Filter the records below down to lines containing "东华大学".

**********

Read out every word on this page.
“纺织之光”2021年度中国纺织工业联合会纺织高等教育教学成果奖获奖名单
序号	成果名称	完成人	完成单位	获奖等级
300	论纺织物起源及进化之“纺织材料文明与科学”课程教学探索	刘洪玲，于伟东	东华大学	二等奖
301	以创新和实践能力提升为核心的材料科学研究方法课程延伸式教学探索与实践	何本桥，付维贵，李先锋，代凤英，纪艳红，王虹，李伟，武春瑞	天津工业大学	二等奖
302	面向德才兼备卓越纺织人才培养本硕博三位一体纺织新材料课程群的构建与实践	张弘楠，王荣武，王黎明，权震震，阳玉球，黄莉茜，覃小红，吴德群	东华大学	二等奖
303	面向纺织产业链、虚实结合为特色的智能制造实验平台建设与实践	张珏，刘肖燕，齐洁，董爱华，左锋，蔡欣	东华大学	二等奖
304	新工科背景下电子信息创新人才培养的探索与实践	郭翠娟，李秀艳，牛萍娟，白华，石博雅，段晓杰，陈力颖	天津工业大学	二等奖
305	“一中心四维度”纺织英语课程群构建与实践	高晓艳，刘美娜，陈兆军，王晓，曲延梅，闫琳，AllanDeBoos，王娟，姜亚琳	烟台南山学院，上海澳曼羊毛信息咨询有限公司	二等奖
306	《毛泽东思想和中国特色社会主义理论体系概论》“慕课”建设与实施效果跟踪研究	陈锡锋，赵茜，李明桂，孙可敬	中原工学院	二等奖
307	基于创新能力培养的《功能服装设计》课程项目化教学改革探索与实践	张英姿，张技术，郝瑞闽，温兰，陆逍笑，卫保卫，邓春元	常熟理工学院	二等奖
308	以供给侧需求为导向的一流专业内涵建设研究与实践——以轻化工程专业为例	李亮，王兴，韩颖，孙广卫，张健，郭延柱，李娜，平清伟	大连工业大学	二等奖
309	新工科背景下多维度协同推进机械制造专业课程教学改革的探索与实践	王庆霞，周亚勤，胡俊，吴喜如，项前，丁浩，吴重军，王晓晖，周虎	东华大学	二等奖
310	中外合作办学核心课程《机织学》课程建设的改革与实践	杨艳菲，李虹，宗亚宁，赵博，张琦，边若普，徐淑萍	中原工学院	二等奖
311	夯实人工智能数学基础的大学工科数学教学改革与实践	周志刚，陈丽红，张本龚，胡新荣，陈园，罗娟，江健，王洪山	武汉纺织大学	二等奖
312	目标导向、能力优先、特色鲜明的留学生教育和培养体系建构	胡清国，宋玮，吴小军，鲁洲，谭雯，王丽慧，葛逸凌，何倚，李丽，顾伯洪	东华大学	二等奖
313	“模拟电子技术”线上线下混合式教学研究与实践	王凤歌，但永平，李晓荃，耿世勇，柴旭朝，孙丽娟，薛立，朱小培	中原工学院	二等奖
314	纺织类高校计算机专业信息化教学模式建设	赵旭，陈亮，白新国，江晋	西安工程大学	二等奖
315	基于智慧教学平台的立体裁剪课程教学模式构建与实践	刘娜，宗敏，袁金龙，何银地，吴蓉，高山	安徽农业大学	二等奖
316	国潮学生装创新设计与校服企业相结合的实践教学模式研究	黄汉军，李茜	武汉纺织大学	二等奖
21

**********

■ Result for this task
300	论纺织物起源及进化之“纺织材料文明与科学”课程教学探索	刘洪玲，于伟东	东华大学	二等奖
302	面向德才兼备卓越纺织人才培养本硕博三位一体纺织新材料课程群的构建与实践	张弘楠，王荣武，王黎明，权震震，阳玉球，黄莉茜，覃小红，吴德群	东华大学	二等奖
303	面向纺织产业链、虚实结合为特色的智能制造实验平台建设与实践	张珏，刘肖燕，齐洁，董爱华，左锋，蔡欣	东华大学	二等奖
309	新工科背景下多维度协同推进机械制造专业课程教学改革的探索与实践	王庆霞，周亚勤，胡俊，吴喜如，项前，丁浩，吴重军，王晓晖，周虎	东华大学	二等奖
312	目标导向、能力优先、特色鲜明的留学生教育和培养体系建构	胡清国，宋玮，吴小军，鲁洲，谭雯，王丽慧，葛逸凌，何倚，李丽，顾伯洪	东华大学	二等奖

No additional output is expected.